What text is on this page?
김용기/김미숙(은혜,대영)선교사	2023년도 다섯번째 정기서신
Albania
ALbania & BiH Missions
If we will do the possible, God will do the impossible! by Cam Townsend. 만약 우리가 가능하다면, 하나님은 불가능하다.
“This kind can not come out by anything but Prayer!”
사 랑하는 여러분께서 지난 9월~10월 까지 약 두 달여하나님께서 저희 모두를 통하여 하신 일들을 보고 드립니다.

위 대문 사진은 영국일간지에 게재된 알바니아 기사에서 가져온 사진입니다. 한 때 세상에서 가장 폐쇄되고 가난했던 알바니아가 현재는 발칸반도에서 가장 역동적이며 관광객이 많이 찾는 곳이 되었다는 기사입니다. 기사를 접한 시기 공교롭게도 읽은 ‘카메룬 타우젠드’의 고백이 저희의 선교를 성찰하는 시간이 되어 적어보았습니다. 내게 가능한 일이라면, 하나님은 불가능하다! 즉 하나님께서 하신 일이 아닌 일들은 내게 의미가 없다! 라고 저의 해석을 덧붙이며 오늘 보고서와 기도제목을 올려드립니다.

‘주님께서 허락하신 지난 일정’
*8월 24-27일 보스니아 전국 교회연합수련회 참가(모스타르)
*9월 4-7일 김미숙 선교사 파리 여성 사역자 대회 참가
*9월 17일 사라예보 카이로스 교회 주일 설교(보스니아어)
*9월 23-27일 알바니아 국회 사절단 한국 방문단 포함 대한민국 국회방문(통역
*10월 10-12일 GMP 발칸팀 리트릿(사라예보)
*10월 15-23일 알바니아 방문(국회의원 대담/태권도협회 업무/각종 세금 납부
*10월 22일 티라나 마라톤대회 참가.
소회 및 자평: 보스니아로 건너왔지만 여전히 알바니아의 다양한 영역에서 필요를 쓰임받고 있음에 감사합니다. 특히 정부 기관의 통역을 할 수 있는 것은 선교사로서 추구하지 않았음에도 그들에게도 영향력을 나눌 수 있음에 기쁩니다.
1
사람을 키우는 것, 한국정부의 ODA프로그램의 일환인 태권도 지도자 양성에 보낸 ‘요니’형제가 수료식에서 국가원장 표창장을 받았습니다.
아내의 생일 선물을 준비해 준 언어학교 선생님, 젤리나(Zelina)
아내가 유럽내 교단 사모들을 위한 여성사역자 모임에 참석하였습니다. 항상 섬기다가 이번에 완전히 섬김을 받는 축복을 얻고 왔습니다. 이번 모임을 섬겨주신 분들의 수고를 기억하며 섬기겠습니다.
· · · ·
◆ THE EXERCISE: Copy out the data shown above without altering anything.

◆ TASK OUTPUT:
What text is on this page?
김용기/김미숙(은혜,대영)선교사	2023년도 다섯번째 정기서신
Albania
ALbania & BiH Missions
If we will do the possible, God will do the impossible! by Cam Townsend. 만약 우리가 가능하다면, 하나님은 불가능하다.
“This kind can not come out by anything but Prayer!”
사 랑하는 여러분께서 지난 9월~10월 까지 약 두 달여하나님께서 저희 모두를 통하여 하신 일들을 보고 드립니다.

위 대문 사진은 영국일간지에 게재된 알바니아 기사에서 가져온 사진입니다. 한 때 세상에서 가장 폐쇄되고 가난했던 알바니아가 현재는 발칸반도에서 가장 역동적이며 관광객이 많이 찾는 곳이 되었다는 기사입니다. 기사를 접한 시기 공교롭게도 읽은 ‘카메룬 타우젠드’의 고백이 저희의 선교를 성찰하는 시간이 되어 적어보았습니다. 내게 가능한 일이라면, 하나님은 불가능하다! 즉 하나님께서 하신 일이 아닌 일들은 내게 의미가 없다! 라고 저의 해석을 덧붙이며 오늘 보고서와 기도제목을 올려드립니다.

‘주님께서 허락하신 지난 일정’
*8월 24-27일 보스니아 전국 교회연합수련회 참가(모스타르)
*9월 4-7일 김미숙 선교사 파리 여성 사역자 대회 참가
*9월 17일 사라예보 카이로스 교회 주일 설교(보스니아어)
*9월 23-27일 알바니아 국회 사절단 한국 방문단 포함 대한민국 국회방문(통역
*10월 10-12일 GMP 발칸팀 리트릿(사라예보)
*10월 15-23일 알바니아 방문(국회의원 대담/태권도협회 업무/각종 세금 납부
*10월 22일 티라나 마라톤대회 참가.
소회 및 자평: 보스니아로 건너왔지만 여전히 알바니아의 다양한 영역에서 필요를 쓰임받고 있음에 감사합니다. 특히 정부 기관의 통역을 할 수 있는 것은 선교사로서 추구하지 않았음에도 그들에게도 영향력을 나눌 수 있음에 기쁩니다.
1
사람을 키우는 것, 한국정부의 ODA프로그램의 일환인 태권도 지도자 양성에 보낸 ‘요니’형제가 수료식에서 국가원장 표창장을 받았습니다.
아내의 생일 선물을 준비해 준 언어학교 선생님, 젤리나(Zelina)
아내가 유럽내 교단 사모들을 위한 여성사역자 모임에 참석하였습니다. 항상 섬기다가 이번에 완전히 섬김을 받는 축복을 얻고 왔습니다. 이번 모임을 섬겨주신 분들의 수고를 기억하며 섬기겠습니다.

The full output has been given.